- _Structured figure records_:
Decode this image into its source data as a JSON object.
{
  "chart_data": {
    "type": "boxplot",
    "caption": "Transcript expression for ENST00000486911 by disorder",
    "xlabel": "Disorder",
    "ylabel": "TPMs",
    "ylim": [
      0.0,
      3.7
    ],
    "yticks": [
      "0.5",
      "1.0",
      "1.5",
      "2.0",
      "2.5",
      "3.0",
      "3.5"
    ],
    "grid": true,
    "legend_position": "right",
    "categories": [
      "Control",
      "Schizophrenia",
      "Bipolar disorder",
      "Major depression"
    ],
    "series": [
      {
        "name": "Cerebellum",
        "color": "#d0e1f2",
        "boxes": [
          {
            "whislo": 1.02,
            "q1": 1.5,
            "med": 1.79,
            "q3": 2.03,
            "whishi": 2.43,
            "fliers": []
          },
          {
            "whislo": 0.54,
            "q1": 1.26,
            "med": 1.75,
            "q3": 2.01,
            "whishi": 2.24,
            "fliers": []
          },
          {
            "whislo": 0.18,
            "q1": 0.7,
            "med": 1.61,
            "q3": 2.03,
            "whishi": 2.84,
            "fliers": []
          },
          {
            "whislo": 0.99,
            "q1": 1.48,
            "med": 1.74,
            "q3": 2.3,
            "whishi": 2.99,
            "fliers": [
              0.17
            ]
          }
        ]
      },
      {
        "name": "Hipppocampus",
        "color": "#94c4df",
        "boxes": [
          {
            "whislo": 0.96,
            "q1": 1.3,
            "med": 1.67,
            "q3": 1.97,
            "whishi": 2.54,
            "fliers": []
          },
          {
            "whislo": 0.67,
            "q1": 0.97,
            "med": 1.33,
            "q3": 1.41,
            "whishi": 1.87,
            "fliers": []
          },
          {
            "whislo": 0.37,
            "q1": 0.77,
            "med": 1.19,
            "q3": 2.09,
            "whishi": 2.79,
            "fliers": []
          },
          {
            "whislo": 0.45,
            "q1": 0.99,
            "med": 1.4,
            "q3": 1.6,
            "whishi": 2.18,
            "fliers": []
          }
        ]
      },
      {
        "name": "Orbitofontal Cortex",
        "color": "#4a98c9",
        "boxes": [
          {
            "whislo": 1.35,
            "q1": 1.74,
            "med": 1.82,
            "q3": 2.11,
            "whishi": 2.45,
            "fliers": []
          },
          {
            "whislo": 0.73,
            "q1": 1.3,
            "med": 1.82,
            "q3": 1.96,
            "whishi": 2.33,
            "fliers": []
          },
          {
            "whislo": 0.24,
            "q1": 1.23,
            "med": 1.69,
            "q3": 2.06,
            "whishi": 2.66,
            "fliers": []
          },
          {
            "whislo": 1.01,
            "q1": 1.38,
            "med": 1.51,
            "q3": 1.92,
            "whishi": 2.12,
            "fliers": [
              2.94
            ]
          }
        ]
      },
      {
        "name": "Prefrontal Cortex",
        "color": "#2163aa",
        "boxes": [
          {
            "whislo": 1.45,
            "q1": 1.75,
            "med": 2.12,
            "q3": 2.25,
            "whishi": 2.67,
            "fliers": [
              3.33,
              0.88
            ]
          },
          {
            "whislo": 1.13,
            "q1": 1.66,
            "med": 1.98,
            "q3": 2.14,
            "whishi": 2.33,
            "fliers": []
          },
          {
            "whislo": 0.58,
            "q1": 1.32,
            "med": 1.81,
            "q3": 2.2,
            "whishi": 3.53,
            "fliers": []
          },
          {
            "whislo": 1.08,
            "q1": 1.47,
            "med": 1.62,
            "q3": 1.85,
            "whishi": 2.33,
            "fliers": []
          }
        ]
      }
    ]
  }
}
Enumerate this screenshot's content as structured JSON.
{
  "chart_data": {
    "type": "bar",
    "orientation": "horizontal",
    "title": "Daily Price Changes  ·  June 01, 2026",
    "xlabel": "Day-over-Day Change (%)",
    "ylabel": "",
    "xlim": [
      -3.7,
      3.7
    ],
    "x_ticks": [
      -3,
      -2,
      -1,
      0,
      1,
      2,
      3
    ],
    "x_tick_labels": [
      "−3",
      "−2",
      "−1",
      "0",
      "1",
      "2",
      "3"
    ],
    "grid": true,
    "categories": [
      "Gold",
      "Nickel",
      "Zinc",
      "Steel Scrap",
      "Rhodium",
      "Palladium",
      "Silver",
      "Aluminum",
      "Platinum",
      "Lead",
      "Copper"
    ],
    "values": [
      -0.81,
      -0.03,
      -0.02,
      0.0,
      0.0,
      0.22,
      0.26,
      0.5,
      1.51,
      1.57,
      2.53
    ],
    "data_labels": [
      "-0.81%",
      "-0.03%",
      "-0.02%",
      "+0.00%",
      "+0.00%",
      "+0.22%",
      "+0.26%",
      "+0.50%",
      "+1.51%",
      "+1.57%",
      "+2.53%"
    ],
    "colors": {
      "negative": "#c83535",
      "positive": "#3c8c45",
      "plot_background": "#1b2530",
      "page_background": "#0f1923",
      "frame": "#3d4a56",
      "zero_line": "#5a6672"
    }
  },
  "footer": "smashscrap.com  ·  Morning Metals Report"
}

- _Given task_: Extract each entry in full and write it down exactly.

- _Finished answer_:
Decode this image into its source data as a JSON object.
{
  "chart_data": {
    "type": "boxplot",
    "caption": "Transcript expression for ENST00000486911 by disorder",
    "xlabel": "Disorder",
    "ylabel": "TPMs",
    "ylim": [
      0.0,
      3.7
    ],
    "yticks": [
      "0.5",
      "1.0",
      "1.5",
      "2.0",
      "2.5",
      "3.0",
      "3.5"
    ],
    "grid": true,
    "legend_position": "right",
    "categories": [
      "Control",
      "Schizophrenia",
      "Bipolar disorder",
      "Major depression"
    ],
    "series": [
      {
        "name": "Cerebellum",
        "color": "#d0e1f2",
        "boxes": [
          {
            "whislo": 1.02,
            "q1": 1.5,
            "med": 1.79,
            "q3": 2.03,
            "whishi": 2.43,
            "fliers": []
          },
          {
            "whislo": 0.54,
            "q1": 1.26,
            "med": 1.75,
            "q3": 2.01,
            "whishi": 2.24,
            "fliers": []
          },
          {
            "whislo": 0.18,
            "q1": 0.7,
            "med": 1.61,
            "q3": 2.03,
            "whishi": 2.84,
            "fliers": []
          },
          {
            "whislo": 0.99,
            "q1": 1.48,
            "med": 1.74,
            "q3": 2.3,
            "whishi": 2.99,
            "fliers": [
              0.17
            ]
          }
        ]
      },
      {
        "name": "Hipppocampus",
        "color": "#94c4df",
        "boxes": [
          {
            "whislo": 0.96,
            "q1": 1.3,
            "med": 1.67,
            "q3": 1.97,
            "whishi": 2.54,
            "fliers": []
          },
          {
            "whislo": 0.67,
            "q1": 0.97,
            "med": 1.33,
            "q3": 1.41,
            "whishi": 1.87,
            "fliers": []
          },
          {
            "whislo": 0.37,
            "q1": 0.77,
            "med": 1.19,
            "q3": 2.09,
            "whishi": 2.79,
            "fliers": []
          },
          {
            "whislo": 0.45,
            "q1": 0.99,
            "med": 1.4,
            "q3": 1.6,
            "whishi": 2.18,
            "fliers": []
          }
        ]
      },
      {
        "name": "Orbitofontal Cortex",
        "color": "#4a98c9",
        "boxes": [
          {
            "whislo": 1.35,
            "q1": 1.74,
            "med": 1.82,
            "q3": 2.11,
            "whishi": 2.45,
            "fliers": []
          },
          {
            "whislo": 0.73,
            "q1": 1.3,
            "med": 1.82,
            "q3": 1.96,
            "whishi": 2.33,
            "fliers": []
          },
          {
            "whislo": 0.24,
            "q1": 1.23,
            "med": 1.69,
            "q3": 2.06,
            "whishi": 2.66,
            "fliers": []
          },
          {
            "whislo": 1.01,
            "q1": 1.38,
            "med": 1.51,
            "q3": 1.92,
            "whishi": 2.12,
            "fliers": [
              2.94
            ]
          }
        ]
      },
      {
        "name": "Prefrontal Cortex",
        "color": "#2163aa",
        "boxes": [
          {
            "whislo": 1.45,
            "q1": 1.75,
            "med": 2.12,
            "q3": 2.25,
            "whishi": 2.67,
            "fliers": [
              3.33,
              0.88
            ]
          },
          {
            "whislo": 1.13,
            "q1": 1.66,
            "med": 1.98,
            "q3": 2.14,
            "whishi": 2.33,
            "fliers": []
          },
          {
            "whislo": 0.58,
            "q1": 1.32,
            "med": 1.81,
            "q3": 2.2,
            "whishi": 3.53,
            "fliers": []
          },
          {
            "whislo": 1.08,
            "q1": 1.47,
            "med": 1.62,
            "q3": 1.85,
            "whishi": 2.33,
            "fliers": []
          }
        ]
      }
    ]
  }
}
Enumerate this screenshot's content as structured JSON.
{
  "chart_data": {
    "type": "bar",
    "orientation": "horizontal",
    "title": "Daily Price Changes  ·  June 01, 2026",
    "xlabel": "Day-over-Day Change (%)",
    "ylabel": "",
    "xlim": [
      -3.7,
      3.7
    ],
    "x_ticks": [
      -3,
      -2,
      -1,
      0,
      1,
      2,
      3
    ],
    "x_tick_labels": [
      "−3",
      "−2",
      "−1",
      "0",
      "1",
      "2",
      "3"
    ],
    "grid": true,
    "categories": [
      "Gold",
      "Nickel",
      "Zinc",
      "Steel Scrap",
      "Rhodium",
      "Palladium",
      "Silver",
      "Aluminum",
      "Platinum",
      "Lead",
      "Copper"
    ],
    "values": [
      -0.81,
      -0.03,
      -0.02,
      0.0,
      0.0,
      0.22,
      0.26,
      0.5,
      1.51,
      1.57,
      2.53
    ],
    "data_labels": [
      "-0.81%",
      "-0.03%",
      "-0.02%",
      "+0.00%",
      "+0.00%",
      "+0.22%",
      "+0.26%",
      "+0.50%",
      "+1.51%",
      "+1.57%",
      "+2.53%"
    ],
    "colors": {
      "negative": "#c83535",
      "positive": "#3c8c45",
      "plot_background": "#1b2530",
      "page_background": "#0f1923",
      "frame": "#3d4a56",
      "zero_line": "#5a6672"
    }
  },
  "footer": "smashscrap.com  ·  Morning Metals Report"
}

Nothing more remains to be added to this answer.